SET EXERCISE:
Please copy all the entries below line for line, without changing anything in them, and leave the pictures out of your answer.

MATERIALS PROVIDED:
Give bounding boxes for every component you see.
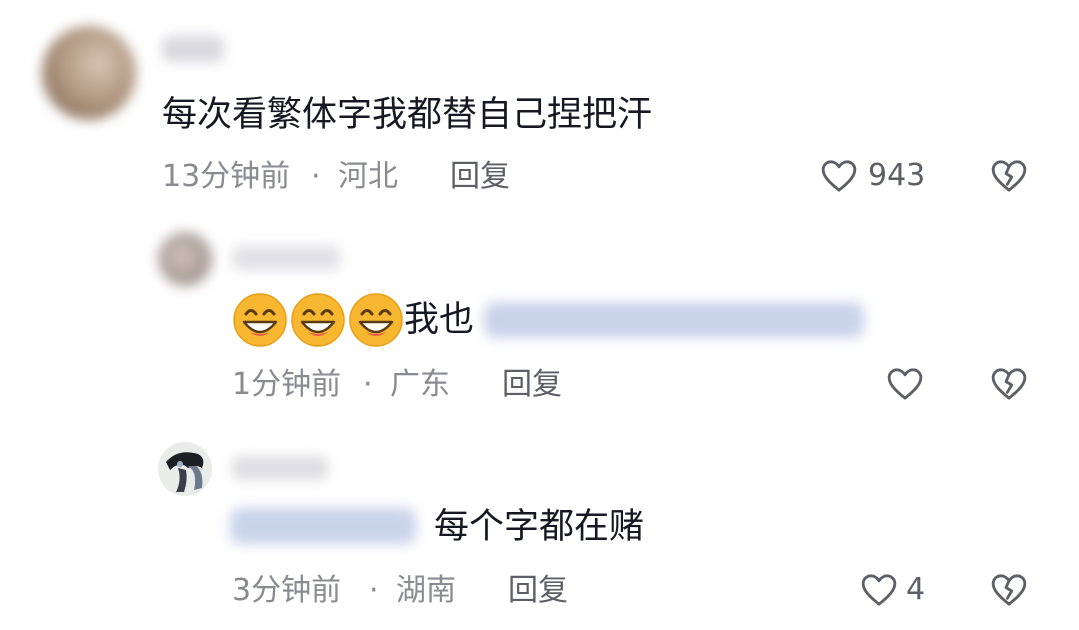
comment-location: 湖南 [396,573,456,608]
avatar[interactable] [42,26,136,120]
dislike-button[interactable] [988,156,1030,198]
comment-location: 广东 [390,367,450,402]
like-button[interactable]: 4 [858,570,938,612]
grinning-face-emoji [233,293,287,347]
heart-outline-icon [887,368,923,400]
avatar-illustration [166,452,204,492]
username-blurred[interactable] [232,246,340,270]
like-button[interactable] [884,364,926,406]
avatar[interactable] [158,442,212,496]
dislike-button[interactable] [988,364,1030,406]
dislike-button[interactable] [988,570,1030,612]
like-count: 943 [868,158,926,193]
broken-heart-icon [991,368,1027,400]
reply-button[interactable]: 回复 [508,576,568,606]
grinning-face-emoji [349,293,403,347]
heart-outline-icon [821,160,857,192]
comment-text: 每个字都在赌 [434,507,645,547]
comment-thread: { "comments": [ { "text": "每次看繁体字我都替自己捏把… [0,0,1079,630]
meta-separator: · [369,573,379,608]
username-blurred[interactable] [162,36,224,62]
avatar[interactable] [158,232,212,286]
reply-button[interactable]: 回复 [450,162,510,192]
like-count: 4 [906,572,926,607]
reply-button[interactable]: 回复 [502,370,562,400]
heart-outline-icon [861,574,897,606]
comment-time: 13分钟前 [162,159,291,194]
redacted-text [230,508,416,544]
emoji-row [232,292,404,348]
comment-text: 我也 [404,300,475,340]
broken-heart-icon [991,160,1027,192]
comment-text: 每次看繁体字我都替自己捏把汗 [162,95,653,135]
comment-time: 1分钟前 [232,367,342,402]
comment-time: 3分钟前 [232,573,342,608]
redacted-text [484,302,864,338]
username-blurred[interactable] [232,456,328,480]
meta-separator: · [363,367,373,402]
meta-separator: · [311,159,321,194]
comment-location: 河北 [338,159,398,194]
like-button[interactable]: 943 [818,156,930,198]
grinning-face-emoji [291,293,345,347]
broken-heart-icon [991,574,1027,606]
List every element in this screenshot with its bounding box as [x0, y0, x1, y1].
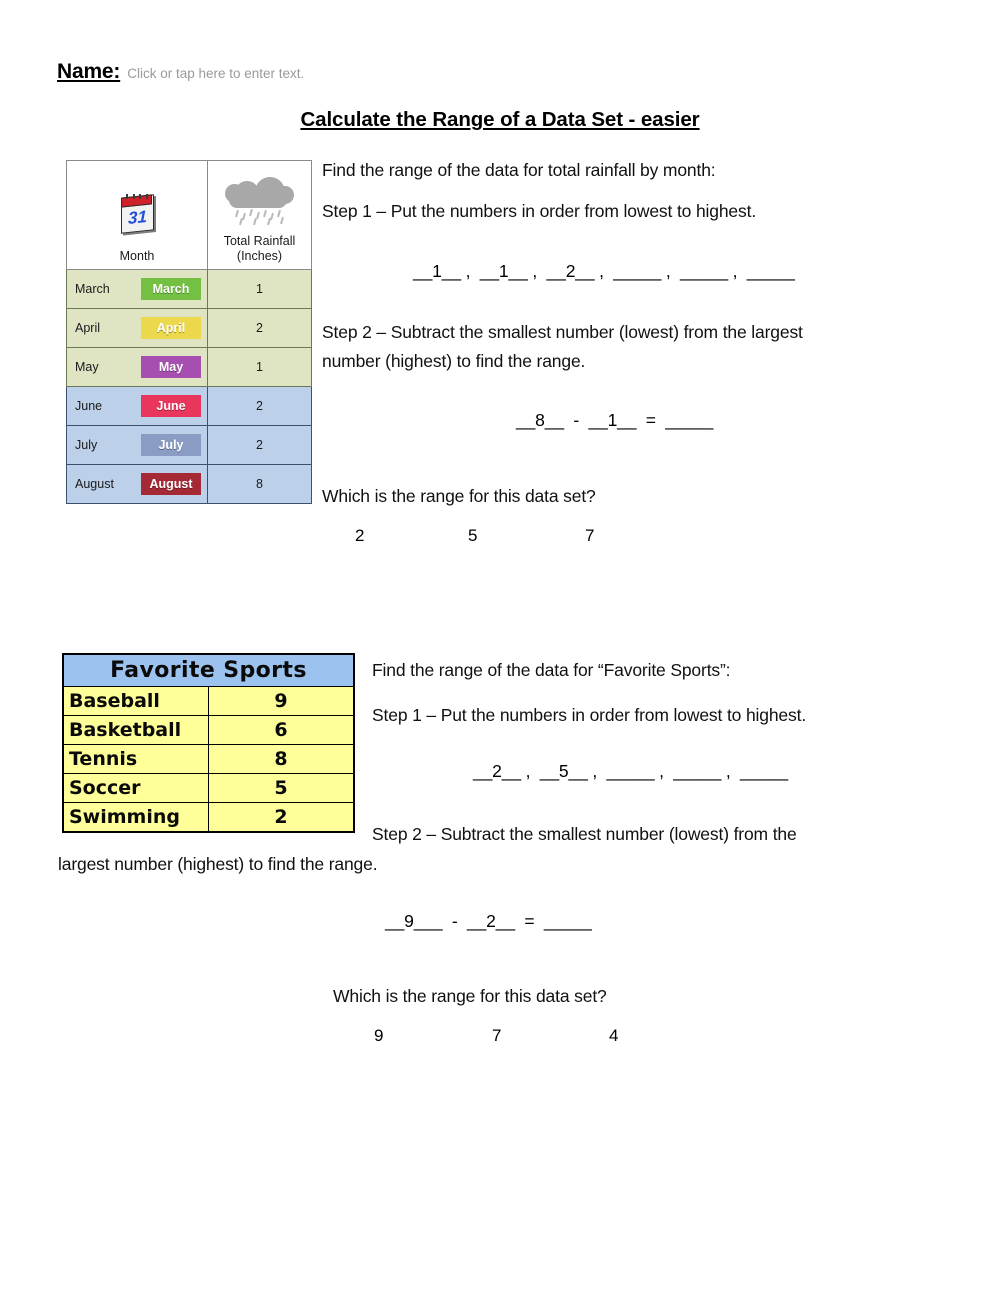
section2-choice-b[interactable]: 7	[492, 1026, 501, 1046]
section1-choice-b[interactable]: 5	[468, 526, 477, 546]
rainfall-value: 1	[207, 347, 312, 387]
section1-step2-line1: Step 2 – Subtract the smallest number (l…	[322, 322, 803, 342]
rainfall-header-month-label: Month	[119, 248, 155, 263]
table-row: Baseball 9	[62, 686, 355, 716]
calendar-icon: 31	[117, 193, 157, 235]
table-row: August August 8	[66, 464, 312, 504]
table-row: April April 2	[66, 308, 312, 348]
section1-question: Which is the range for this data set?	[322, 486, 596, 506]
month-name: August	[75, 477, 114, 491]
section2-step2-equation[interactable]: __9___ - __2__ = _____	[385, 911, 592, 932]
section2-step1: Step 1 – Put the numbers in order from l…	[372, 705, 807, 725]
table-row: Tennis 8	[62, 744, 355, 774]
favorite-sports-table: Favorite Sports Baseball 9 Basketball 6 …	[62, 653, 355, 833]
month-name: April	[75, 321, 101, 335]
name-input-placeholder[interactable]: Click or tap here to enter text.	[127, 66, 304, 81]
rain-cloud-icon	[224, 177, 295, 226]
rainfall-value: 2	[207, 425, 312, 465]
month-chip: March	[141, 278, 201, 300]
rainfall-table-body: March March 1 April April 2 May May 1 Ju…	[66, 269, 312, 504]
table-row: Basketball 6	[62, 715, 355, 745]
table-row: March March 1	[66, 269, 312, 309]
rainfall-header-month: 31 Month	[66, 160, 208, 270]
month-name: June	[75, 399, 103, 413]
page-title: Calculate the Range of a Data Set - easi…	[0, 108, 1000, 132]
rainfall-value: 8	[207, 464, 312, 504]
rainfall-table: 31 Month Total Rainfall (Inches) March M…	[66, 160, 312, 504]
section2-prompt: Find the range of the data for “Favorite…	[372, 660, 731, 680]
sport-value: 5	[208, 773, 355, 803]
month-chip: May	[141, 356, 201, 378]
table-row: July July 2	[66, 425, 312, 465]
name-label: Name:	[57, 60, 121, 83]
section1-step2-equation[interactable]: __8__ - __1__ = _____	[516, 410, 713, 431]
sports-table-title: Favorite Sports	[62, 653, 355, 687]
table-row: Swimming 2	[62, 802, 355, 833]
section2-step2-line2: largest number (highest) to find the ran…	[58, 854, 378, 874]
rainfall-value: 2	[207, 308, 312, 348]
name-line: Name: Click or tap here to enter text.	[57, 60, 304, 84]
calendar-day-number: 31	[128, 206, 147, 228]
month-chip: July	[141, 434, 201, 456]
section1-prompt: Find the range of the data for total rai…	[322, 160, 716, 180]
month-name: July	[75, 438, 98, 452]
month-name: March	[75, 282, 110, 296]
section2-step1-blanks[interactable]: __2__ , __5__ , _____ , _____ , _____	[473, 761, 788, 782]
rainfall-header-total-line2: (Inches)	[236, 248, 283, 263]
month-chip: April	[141, 317, 201, 339]
rainfall-header-total: Total Rainfall (Inches)	[207, 160, 312, 270]
sport-name: Baseball	[62, 686, 209, 716]
section1-step2-line2: number (highest) to find the range.	[322, 351, 586, 371]
section1-step1-blanks[interactable]: __1__ , __1__ , __2__ , _____ , _____ , …	[413, 261, 795, 282]
rainfall-header-total-line1: Total Rainfall	[223, 234, 296, 249]
section2-step2-line1: Step 2 – Subtract the smallest number (l…	[372, 824, 797, 844]
table-row: May May 1	[66, 347, 312, 387]
section2-choice-c[interactable]: 4	[609, 1026, 618, 1046]
section2-choice-a[interactable]: 9	[374, 1026, 383, 1046]
sports-table-header-row: Favorite Sports	[62, 653, 355, 687]
rainfall-value: 1	[207, 269, 312, 309]
sport-value: 8	[208, 744, 355, 774]
sport-name: Tennis	[62, 744, 209, 774]
section1-step1: Step 1 – Put the numbers in order from l…	[322, 201, 757, 221]
month-chip: June	[141, 395, 201, 417]
table-row: Soccer 5	[62, 773, 355, 803]
month-name: May	[75, 360, 99, 374]
sport-name: Soccer	[62, 773, 209, 803]
rainfall-value: 2	[207, 386, 312, 426]
sport-name: Swimming	[62, 802, 209, 833]
section2-question: Which is the range for this data set?	[333, 986, 607, 1006]
table-row: June June 2	[66, 386, 312, 426]
month-chip: August	[141, 473, 201, 495]
section1-choice-c[interactable]: 7	[585, 526, 594, 546]
sport-value: 9	[208, 686, 355, 716]
sport-value: 2	[208, 802, 355, 833]
page-title-text: Calculate the Range of a Data Set - easi…	[300, 108, 700, 131]
sport-name: Basketball	[62, 715, 209, 745]
section1-choice-a[interactable]: 2	[355, 526, 364, 546]
sport-value: 6	[208, 715, 355, 745]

TASK ANSWER:
Give bounding boxes for every component you see.
comment-location: 湖南 [396,573,456,608]
avatar[interactable] [42,26,136,120]
dislike-button[interactable] [988,156,1030,198]
comment-location: 广东 [390,367,450,402]
like-button[interactable]: 4 [858,570,938,612]
grinning-face-emoji [233,293,287,347]
heart-outline-icon [887,368,923,400]
avatar-illustration [166,452,204,492]
username-blurred[interactable] [232,246,340,270]
like-button[interactable] [884,364,926,406]
avatar[interactable] [158,442,212,496]
dislike-button[interactable] [988,364,1030,406]
dislike-button[interactable] [988,570,1030,612]
like-count: 943 [868,158,926,193]
broken-heart-icon [991,368,1027,400]
reply-button[interactable]: 回复 [508,576,568,606]
grinning-face-emoji [349,293,403,347]
heart-outline-icon [821,160,857,192]
comment-text: 每个字都在赌 [434,507,645,547]
comment-thread: { "comments": [ { "text": "每次看繁体字我都替自己捏把… [0,0,1079,630]
meta-separator: · [369,573,379,608]
username-blurred[interactable] [162,36,224,62]
avatar[interactable] [158,232,212,286]
reply-button[interactable]: 回复 [450,162,510,192]
like-count: 4 [906,572,926,607]
reply-button[interactable]: 回复 [502,370,562,400]
heart-outline-icon [861,574,897,606]
comment-time: 13分钟前 [162,159,291,194]
redacted-text [230,508,416,544]
emoji-row [232,292,404,348]
comment-text: 我也 [404,300,475,340]
broken-heart-icon [991,160,1027,192]
comment-text: 每次看繁体字我都替自己捏把汗 [162,95,653,135]
comment-time: 1分钟前 [232,367,342,402]
comment-time: 3分钟前 [232,573,342,608]
redacted-text [484,302,864,338]
username-blurred[interactable] [232,456,328,480]
meta-separator: · [363,367,373,402]
meta-separator: · [311,159,321,194]
comment-location: 河北 [338,159,398,194]
like-button[interactable]: 943 [818,156,930,198]
grinning-face-emoji [291,293,345,347]
broken-heart-icon [991,574,1027,606]
List every element in this screenshot with its bounding box as [x0, y0, x1, y1].
section2-choice-b[interactable]: 7	[492, 1026, 501, 1046]
section1-choice-b[interactable]: 5	[468, 526, 477, 546]
rainfall-value: 1	[207, 347, 312, 387]
section1-step2-line1: Step 2 – Subtract the smallest number (l…	[322, 322, 803, 342]
rainfall-header-month-label: Month	[119, 248, 155, 263]
table-row: Baseball 9	[62, 686, 355, 716]
calendar-icon: 31	[117, 193, 157, 235]
table-row: August August 8	[66, 464, 312, 504]
table-row: April April 2	[66, 308, 312, 348]
section1-question: Which is the range for this data set?	[322, 486, 596, 506]
month-name: August	[75, 477, 114, 491]
section2-step2-equation[interactable]: __9___ - __2__ = _____	[385, 911, 592, 932]
section2-step1: Step 1 – Put the numbers in order from l…	[372, 705, 807, 725]
table-row: Tennis 8	[62, 744, 355, 774]
favorite-sports-table: Favorite Sports Baseball 9 Basketball 6 …	[62, 653, 355, 833]
month-name: April	[75, 321, 101, 335]
name-input-placeholder[interactable]: Click or tap here to enter text.	[127, 66, 304, 81]
rain-cloud-icon	[224, 177, 295, 226]
rainfall-value: 2	[207, 425, 312, 465]
month-chip: March	[141, 278, 201, 300]
rainfall-table-body: March March 1 April April 2 May May 1 Ju…	[66, 269, 312, 504]
table-row: Basketball 6	[62, 715, 355, 745]
table-row: March March 1	[66, 269, 312, 309]
rainfall-header-month: 31 Month	[66, 160, 208, 270]
month-name: June	[75, 399, 103, 413]
page-title: Calculate the Range of a Data Set - easi…	[0, 108, 1000, 132]
rainfall-value: 8	[207, 464, 312, 504]
rainfall-table: 31 Month Total Rainfall (Inches) March M…	[66, 160, 312, 504]
section2-prompt: Find the range of the data for “Favorite…	[372, 660, 731, 680]
sport-value: 5	[208, 773, 355, 803]
month-chip: May	[141, 356, 201, 378]
table-row: July July 2	[66, 425, 312, 465]
name-label: Name:	[57, 60, 121, 83]
section1-step2-equation[interactable]: __8__ - __1__ = _____	[516, 410, 713, 431]
sports-table-title: Favorite Sports	[62, 653, 355, 687]
table-row: Swimming 2	[62, 802, 355, 833]
section2-step2-line2: largest number (highest) to find the ran…	[58, 854, 378, 874]
rainfall-value: 2	[207, 308, 312, 348]
name-line: Name: Click or tap here to enter text.	[57, 60, 304, 84]
calendar-day-number: 31	[128, 206, 147, 228]
month-chip: July	[141, 434, 201, 456]
section1-prompt: Find the range of the data for total rai…	[322, 160, 716, 180]
month-name: July	[75, 438, 98, 452]
month-name: March	[75, 282, 110, 296]
section2-step1-blanks[interactable]: __2__ , __5__ , _____ , _____ , _____	[473, 761, 788, 782]
rainfall-header-total-line2: (Inches)	[236, 248, 283, 263]
month-chip: April	[141, 317, 201, 339]
rainfall-header-total: Total Rainfall (Inches)	[207, 160, 312, 270]
sport-name: Baseball	[62, 686, 209, 716]
section1-step2-line2: number (highest) to find the range.	[322, 351, 586, 371]
section1-step1-blanks[interactable]: __1__ , __1__ , __2__ , _____ , _____ , …	[413, 261, 795, 282]
rainfall-header-total-line1: Total Rainfall	[223, 234, 296, 249]
section2-step2-line1: Step 2 – Subtract the smallest number (l…	[372, 824, 797, 844]
table-row: May May 1	[66, 347, 312, 387]
section2-choice-c[interactable]: 4	[609, 1026, 618, 1046]
section2-choice-a[interactable]: 9	[374, 1026, 383, 1046]
sports-table-header-row: Favorite Sports	[62, 653, 355, 687]
rainfall-value: 1	[207, 269, 312, 309]
sport-value: 8	[208, 744, 355, 774]
sport-name: Tennis	[62, 744, 209, 774]
section1-step1: Step 1 – Put the numbers in order from l…	[322, 201, 757, 221]
month-chip: June	[141, 395, 201, 417]
table-row: Soccer 5	[62, 773, 355, 803]
month-name: May	[75, 360, 99, 374]
sport-name: Soccer	[62, 773, 209, 803]
rainfall-value: 2	[207, 386, 312, 426]
sport-name: Swimming	[62, 802, 209, 833]
section2-question: Which is the range for this data set?	[333, 986, 607, 1006]
table-row: June June 2	[66, 386, 312, 426]
month-chip: August	[141, 473, 201, 495]
section1-choice-c[interactable]: 7	[585, 526, 594, 546]
sport-value: 9	[208, 686, 355, 716]
sport-value: 2	[208, 802, 355, 833]
page-title-text: Calculate the Range of a Data Set - easi…	[300, 108, 700, 131]
sport-name: Basketball	[62, 715, 209, 745]
section1-choice-a[interactable]: 2	[355, 526, 364, 546]
sport-value: 6	[208, 715, 355, 745]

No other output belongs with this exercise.